** BEGIN **
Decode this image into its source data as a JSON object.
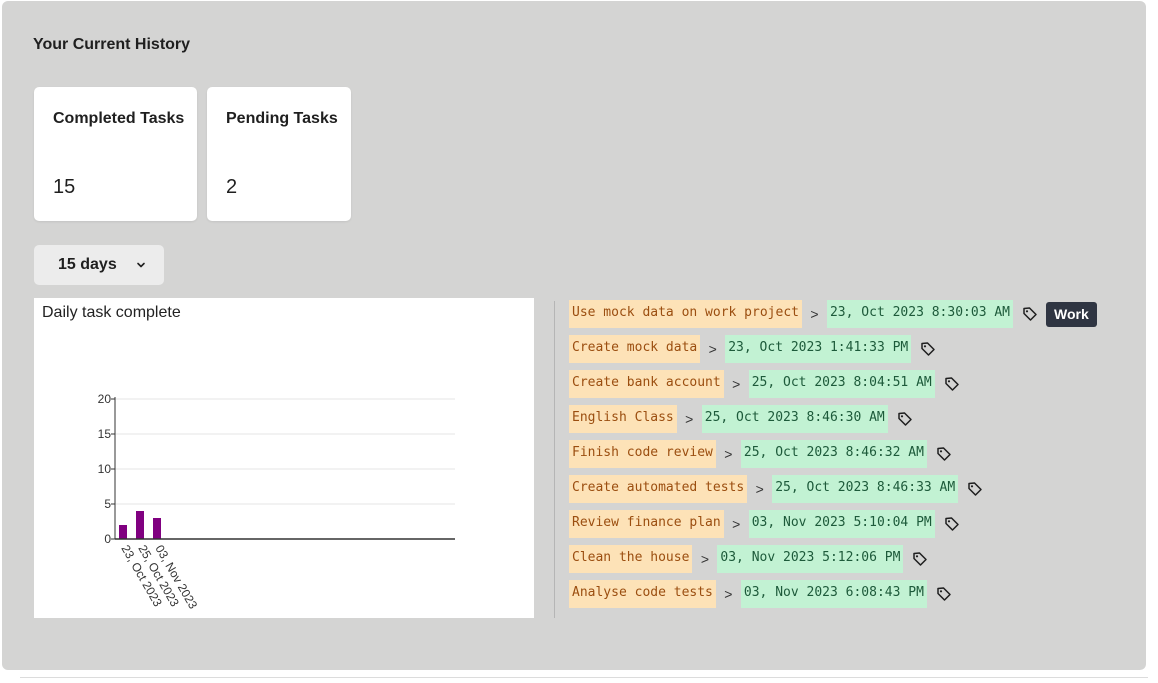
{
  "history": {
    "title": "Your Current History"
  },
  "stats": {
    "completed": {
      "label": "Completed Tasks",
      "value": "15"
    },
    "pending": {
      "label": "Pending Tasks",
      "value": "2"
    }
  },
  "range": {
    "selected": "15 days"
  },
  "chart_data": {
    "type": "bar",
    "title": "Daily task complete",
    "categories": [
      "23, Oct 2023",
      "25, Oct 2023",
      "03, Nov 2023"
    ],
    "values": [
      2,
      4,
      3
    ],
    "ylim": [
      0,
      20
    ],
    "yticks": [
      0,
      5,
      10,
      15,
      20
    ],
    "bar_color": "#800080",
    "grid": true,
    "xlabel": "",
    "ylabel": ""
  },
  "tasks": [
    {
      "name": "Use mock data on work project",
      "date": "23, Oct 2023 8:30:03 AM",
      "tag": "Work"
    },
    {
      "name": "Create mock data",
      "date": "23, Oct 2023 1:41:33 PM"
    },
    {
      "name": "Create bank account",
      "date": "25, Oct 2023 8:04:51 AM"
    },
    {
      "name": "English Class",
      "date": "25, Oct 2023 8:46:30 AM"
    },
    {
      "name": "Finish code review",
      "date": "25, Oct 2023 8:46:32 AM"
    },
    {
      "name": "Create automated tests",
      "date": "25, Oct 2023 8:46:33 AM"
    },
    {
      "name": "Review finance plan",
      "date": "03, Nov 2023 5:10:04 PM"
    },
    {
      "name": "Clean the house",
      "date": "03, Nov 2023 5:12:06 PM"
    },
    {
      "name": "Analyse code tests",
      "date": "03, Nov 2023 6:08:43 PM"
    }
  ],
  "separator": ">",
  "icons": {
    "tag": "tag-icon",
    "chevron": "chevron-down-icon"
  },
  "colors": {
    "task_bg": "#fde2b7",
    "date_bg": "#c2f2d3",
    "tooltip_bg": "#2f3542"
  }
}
** END **
** BEGIN **
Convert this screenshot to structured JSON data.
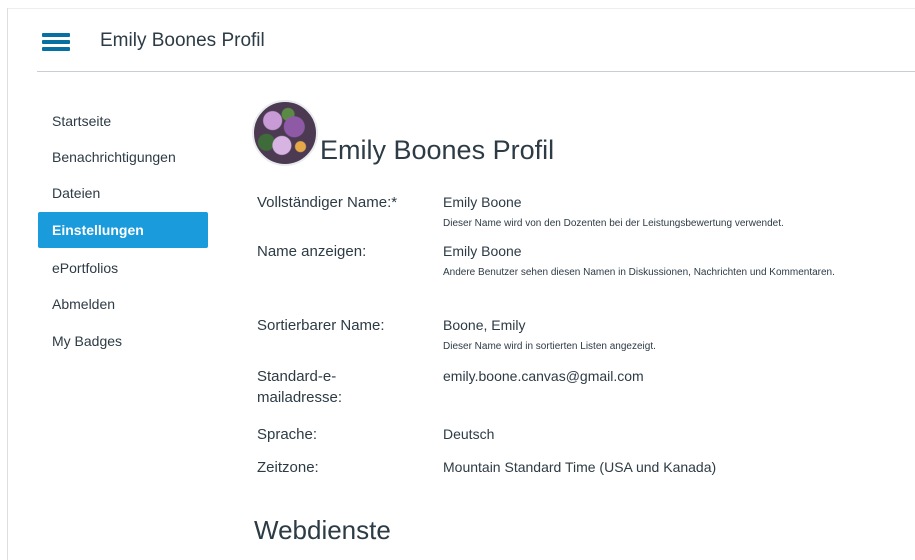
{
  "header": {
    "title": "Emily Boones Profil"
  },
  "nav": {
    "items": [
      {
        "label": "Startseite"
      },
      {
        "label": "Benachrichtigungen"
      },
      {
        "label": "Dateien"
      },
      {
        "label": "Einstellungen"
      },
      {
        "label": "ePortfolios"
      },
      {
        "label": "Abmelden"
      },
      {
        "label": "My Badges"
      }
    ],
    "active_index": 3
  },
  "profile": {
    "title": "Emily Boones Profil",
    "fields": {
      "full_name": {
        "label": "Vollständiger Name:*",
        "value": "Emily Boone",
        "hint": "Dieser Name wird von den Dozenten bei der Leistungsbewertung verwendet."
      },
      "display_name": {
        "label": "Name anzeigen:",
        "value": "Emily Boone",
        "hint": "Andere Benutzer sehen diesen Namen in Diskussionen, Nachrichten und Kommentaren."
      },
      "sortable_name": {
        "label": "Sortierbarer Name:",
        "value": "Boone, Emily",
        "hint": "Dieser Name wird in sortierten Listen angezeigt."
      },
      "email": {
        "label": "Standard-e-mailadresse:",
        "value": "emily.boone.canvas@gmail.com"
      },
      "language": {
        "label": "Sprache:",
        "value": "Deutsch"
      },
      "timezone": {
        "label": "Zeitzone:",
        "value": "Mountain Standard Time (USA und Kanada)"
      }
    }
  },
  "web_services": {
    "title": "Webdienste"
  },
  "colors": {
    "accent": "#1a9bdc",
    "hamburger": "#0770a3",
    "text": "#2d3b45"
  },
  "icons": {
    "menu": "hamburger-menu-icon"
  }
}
** END **
Track down every line holding the string "title" and copy it.

◆ FINISHED ANSWER ◆
    "title": "Your Current History"
    "title": "Daily task complete",
    "title": "Emily Boones Profil"
    "title": "Emily Boones Profil",
    "title": "Webdienste"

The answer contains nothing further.